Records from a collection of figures
-*-*-

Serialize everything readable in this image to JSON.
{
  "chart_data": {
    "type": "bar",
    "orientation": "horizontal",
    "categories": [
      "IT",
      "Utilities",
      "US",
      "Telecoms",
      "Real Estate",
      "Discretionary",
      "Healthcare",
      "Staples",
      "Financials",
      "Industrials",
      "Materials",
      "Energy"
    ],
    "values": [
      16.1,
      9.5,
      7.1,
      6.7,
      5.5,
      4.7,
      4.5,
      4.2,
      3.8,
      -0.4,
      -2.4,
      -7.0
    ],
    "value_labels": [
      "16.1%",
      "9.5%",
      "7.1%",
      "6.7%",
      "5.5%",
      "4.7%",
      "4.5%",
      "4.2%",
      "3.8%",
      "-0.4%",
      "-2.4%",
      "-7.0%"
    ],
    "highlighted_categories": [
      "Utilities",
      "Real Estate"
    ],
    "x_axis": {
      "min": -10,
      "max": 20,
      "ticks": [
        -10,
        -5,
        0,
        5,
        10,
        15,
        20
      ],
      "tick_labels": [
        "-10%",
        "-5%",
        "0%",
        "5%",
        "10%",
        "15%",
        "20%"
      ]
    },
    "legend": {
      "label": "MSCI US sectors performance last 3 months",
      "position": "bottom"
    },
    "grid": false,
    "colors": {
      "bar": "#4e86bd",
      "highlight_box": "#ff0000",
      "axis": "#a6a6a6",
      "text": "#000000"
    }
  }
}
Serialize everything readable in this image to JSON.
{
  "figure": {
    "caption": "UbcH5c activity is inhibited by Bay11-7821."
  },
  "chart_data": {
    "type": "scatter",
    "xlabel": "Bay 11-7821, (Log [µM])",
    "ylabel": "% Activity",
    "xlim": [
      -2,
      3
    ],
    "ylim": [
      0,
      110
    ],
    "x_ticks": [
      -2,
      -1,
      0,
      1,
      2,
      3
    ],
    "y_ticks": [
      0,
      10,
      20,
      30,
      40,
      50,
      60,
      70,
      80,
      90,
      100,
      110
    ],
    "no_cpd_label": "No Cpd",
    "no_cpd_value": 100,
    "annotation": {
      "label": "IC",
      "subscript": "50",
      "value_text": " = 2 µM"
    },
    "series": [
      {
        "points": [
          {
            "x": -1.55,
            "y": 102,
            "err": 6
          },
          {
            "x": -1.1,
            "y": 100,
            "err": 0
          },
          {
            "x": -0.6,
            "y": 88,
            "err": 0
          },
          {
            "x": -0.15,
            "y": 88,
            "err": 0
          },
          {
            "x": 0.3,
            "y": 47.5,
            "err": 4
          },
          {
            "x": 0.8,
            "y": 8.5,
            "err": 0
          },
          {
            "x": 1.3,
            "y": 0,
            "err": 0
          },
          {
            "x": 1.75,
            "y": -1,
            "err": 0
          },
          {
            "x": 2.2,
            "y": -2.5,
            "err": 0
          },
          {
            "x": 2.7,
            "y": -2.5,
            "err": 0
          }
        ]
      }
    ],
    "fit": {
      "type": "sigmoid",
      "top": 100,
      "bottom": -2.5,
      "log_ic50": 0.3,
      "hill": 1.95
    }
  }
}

-*-*-

REQUIREMENTS → Write out every line from the records above, word for word.

EXERCISE RESULT →
Serialize everything readable in this image to JSON.
{
  "chart_data": {
    "type": "bar",
    "orientation": "horizontal",
    "categories": [
      "IT",
      "Utilities",
      "US",
      "Telecoms",
      "Real Estate",
      "Discretionary",
      "Healthcare",
      "Staples",
      "Financials",
      "Industrials",
      "Materials",
      "Energy"
    ],
    "values": [
      16.1,
      9.5,
      7.1,
      6.7,
      5.5,
      4.7,
      4.5,
      4.2,
      3.8,
      -0.4,
      -2.4,
      -7.0
    ],
    "value_labels": [
      "16.1%",
      "9.5%",
      "7.1%",
      "6.7%",
      "5.5%",
      "4.7%",
      "4.5%",
      "4.2%",
      "3.8%",
      "-0.4%",
      "-2.4%",
      "-7.0%"
    ],
    "highlighted_categories": [
      "Utilities",
      "Real Estate"
    ],
    "x_axis": {
      "min": -10,
      "max": 20,
      "ticks": [
        -10,
        -5,
        0,
        5,
        10,
        15,
        20
      ],
      "tick_labels": [
        "-10%",
        "-5%",
        "0%",
        "5%",
        "10%",
        "15%",
        "20%"
      ]
    },
    "legend": {
      "label": "MSCI US sectors performance last 3 months",
      "position": "bottom"
    },
    "grid": false,
    "colors": {
      "bar": "#4e86bd",
      "highlight_box": "#ff0000",
      "axis": "#a6a6a6",
      "text": "#000000"
    }
  }
}
Serialize everything readable in this image to JSON.
{
  "figure": {
    "caption": "UbcH5c activity is inhibited by Bay11-7821."
  },
  "chart_data": {
    "type": "scatter",
    "xlabel": "Bay 11-7821, (Log [µM])",
    "ylabel": "% Activity",
    "xlim": [
      -2,
      3
    ],
    "ylim": [
      0,
      110
    ],
    "x_ticks": [
      -2,
      -1,
      0,
      1,
      2,
      3
    ],
    "y_ticks": [
      0,
      10,
      20,
      30,
      40,
      50,
      60,
      70,
      80,
      90,
      100,
      110
    ],
    "no_cpd_label": "No Cpd",
    "no_cpd_value": 100,
    "annotation": {
      "label": "IC",
      "subscript": "50",
      "value_text": " = 2 µM"
    },
    "series": [
      {
        "points": [
          {
            "x": -1.55,
            "y": 102,
            "err": 6
          },
          {
            "x": -1.1,
            "y": 100,
            "err": 0
          },
          {
            "x": -0.6,
            "y": 88,
            "err": 0
          },
          {
            "x": -0.15,
            "y": 88,
            "err": 0
          },
          {
            "x": 0.3,
            "y": 47.5,
            "err": 4
          },
          {
            "x": 0.8,
            "y": 8.5,
            "err": 0
          },
          {
            "x": 1.3,
            "y": 0,
            "err": 0
          },
          {
            "x": 1.75,
            "y": -1,
            "err": 0
          },
          {
            "x": 2.2,
            "y": -2.5,
            "err": 0
          },
          {
            "x": 2.7,
            "y": -2.5,
            "err": 0
          }
        ]
      }
    ],
    "fit": {
      "type": "sigmoid",
      "top": 100,
      "bottom": -2.5,
      "log_ic50": 0.3,
      "hill": 1.95
    }
  }
}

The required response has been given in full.